(Stored data)
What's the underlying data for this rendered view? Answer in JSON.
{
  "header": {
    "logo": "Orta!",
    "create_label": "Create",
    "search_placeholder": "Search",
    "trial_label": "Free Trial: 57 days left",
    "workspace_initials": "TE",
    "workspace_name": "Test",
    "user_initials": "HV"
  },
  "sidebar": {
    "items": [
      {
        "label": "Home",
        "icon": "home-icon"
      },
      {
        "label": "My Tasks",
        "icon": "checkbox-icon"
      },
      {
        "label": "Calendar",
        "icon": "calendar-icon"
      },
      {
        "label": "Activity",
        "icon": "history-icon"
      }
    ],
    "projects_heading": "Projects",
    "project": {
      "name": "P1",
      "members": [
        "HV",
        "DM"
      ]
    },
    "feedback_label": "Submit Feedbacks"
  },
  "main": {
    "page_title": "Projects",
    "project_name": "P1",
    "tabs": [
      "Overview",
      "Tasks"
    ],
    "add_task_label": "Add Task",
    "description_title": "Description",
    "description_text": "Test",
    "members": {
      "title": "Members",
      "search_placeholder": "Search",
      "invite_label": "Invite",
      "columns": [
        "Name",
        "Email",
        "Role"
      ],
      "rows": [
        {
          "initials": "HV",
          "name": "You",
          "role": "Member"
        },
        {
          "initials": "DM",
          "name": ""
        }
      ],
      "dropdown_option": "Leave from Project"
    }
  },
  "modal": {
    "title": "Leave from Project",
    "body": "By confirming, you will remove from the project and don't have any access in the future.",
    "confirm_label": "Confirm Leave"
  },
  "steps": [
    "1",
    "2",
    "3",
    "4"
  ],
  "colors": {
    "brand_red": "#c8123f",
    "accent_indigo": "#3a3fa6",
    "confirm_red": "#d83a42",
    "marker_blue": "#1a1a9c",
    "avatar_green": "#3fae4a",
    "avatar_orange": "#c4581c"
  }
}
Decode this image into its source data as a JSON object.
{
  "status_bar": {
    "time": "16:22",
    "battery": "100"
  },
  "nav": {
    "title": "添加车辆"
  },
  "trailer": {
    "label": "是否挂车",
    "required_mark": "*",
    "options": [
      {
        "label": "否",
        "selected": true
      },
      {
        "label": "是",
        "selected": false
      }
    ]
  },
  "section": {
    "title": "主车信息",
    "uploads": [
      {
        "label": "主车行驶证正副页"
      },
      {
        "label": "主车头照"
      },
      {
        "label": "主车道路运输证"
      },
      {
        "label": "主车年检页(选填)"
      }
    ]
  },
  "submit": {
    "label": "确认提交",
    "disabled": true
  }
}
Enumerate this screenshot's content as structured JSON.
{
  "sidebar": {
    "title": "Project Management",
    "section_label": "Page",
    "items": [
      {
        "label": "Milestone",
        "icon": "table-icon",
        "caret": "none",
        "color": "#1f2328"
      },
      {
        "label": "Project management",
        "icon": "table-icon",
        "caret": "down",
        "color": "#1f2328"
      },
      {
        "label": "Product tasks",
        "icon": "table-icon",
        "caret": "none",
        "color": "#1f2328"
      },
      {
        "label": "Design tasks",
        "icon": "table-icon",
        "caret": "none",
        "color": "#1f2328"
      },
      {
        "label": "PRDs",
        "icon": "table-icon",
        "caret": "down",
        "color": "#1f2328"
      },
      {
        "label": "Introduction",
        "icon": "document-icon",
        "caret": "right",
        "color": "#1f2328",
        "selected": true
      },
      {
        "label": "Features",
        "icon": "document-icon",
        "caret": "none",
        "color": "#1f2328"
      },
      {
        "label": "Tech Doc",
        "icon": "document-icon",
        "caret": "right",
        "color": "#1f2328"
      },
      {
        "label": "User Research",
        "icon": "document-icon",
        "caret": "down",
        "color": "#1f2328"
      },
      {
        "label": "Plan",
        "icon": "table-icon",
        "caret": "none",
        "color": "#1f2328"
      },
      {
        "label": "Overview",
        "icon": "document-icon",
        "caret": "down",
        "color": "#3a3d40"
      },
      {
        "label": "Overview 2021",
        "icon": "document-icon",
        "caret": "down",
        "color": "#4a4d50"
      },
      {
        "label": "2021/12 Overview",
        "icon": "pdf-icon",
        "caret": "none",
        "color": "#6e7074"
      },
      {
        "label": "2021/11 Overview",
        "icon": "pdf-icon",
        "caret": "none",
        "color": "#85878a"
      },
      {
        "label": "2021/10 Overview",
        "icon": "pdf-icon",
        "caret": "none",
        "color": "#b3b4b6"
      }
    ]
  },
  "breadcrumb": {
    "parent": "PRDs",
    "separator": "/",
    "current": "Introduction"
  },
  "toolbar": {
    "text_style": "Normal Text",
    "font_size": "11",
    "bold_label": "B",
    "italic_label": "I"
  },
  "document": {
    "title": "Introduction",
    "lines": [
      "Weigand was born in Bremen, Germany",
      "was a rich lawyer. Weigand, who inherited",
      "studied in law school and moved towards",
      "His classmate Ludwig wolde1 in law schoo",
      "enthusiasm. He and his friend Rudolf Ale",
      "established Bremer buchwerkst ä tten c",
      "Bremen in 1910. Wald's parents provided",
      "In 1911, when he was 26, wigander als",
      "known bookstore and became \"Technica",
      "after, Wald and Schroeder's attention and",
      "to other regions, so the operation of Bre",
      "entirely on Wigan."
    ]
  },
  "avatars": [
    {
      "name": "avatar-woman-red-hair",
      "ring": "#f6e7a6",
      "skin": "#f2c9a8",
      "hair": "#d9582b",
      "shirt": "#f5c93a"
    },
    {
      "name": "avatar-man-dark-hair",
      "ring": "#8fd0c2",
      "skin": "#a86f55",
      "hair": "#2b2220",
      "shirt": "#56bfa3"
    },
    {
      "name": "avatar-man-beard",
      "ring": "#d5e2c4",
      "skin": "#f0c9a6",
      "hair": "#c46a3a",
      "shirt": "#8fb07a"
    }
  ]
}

* Your task
Lines containing the string "from" should be counted; reply with their number and nothing more.

* Final answer
3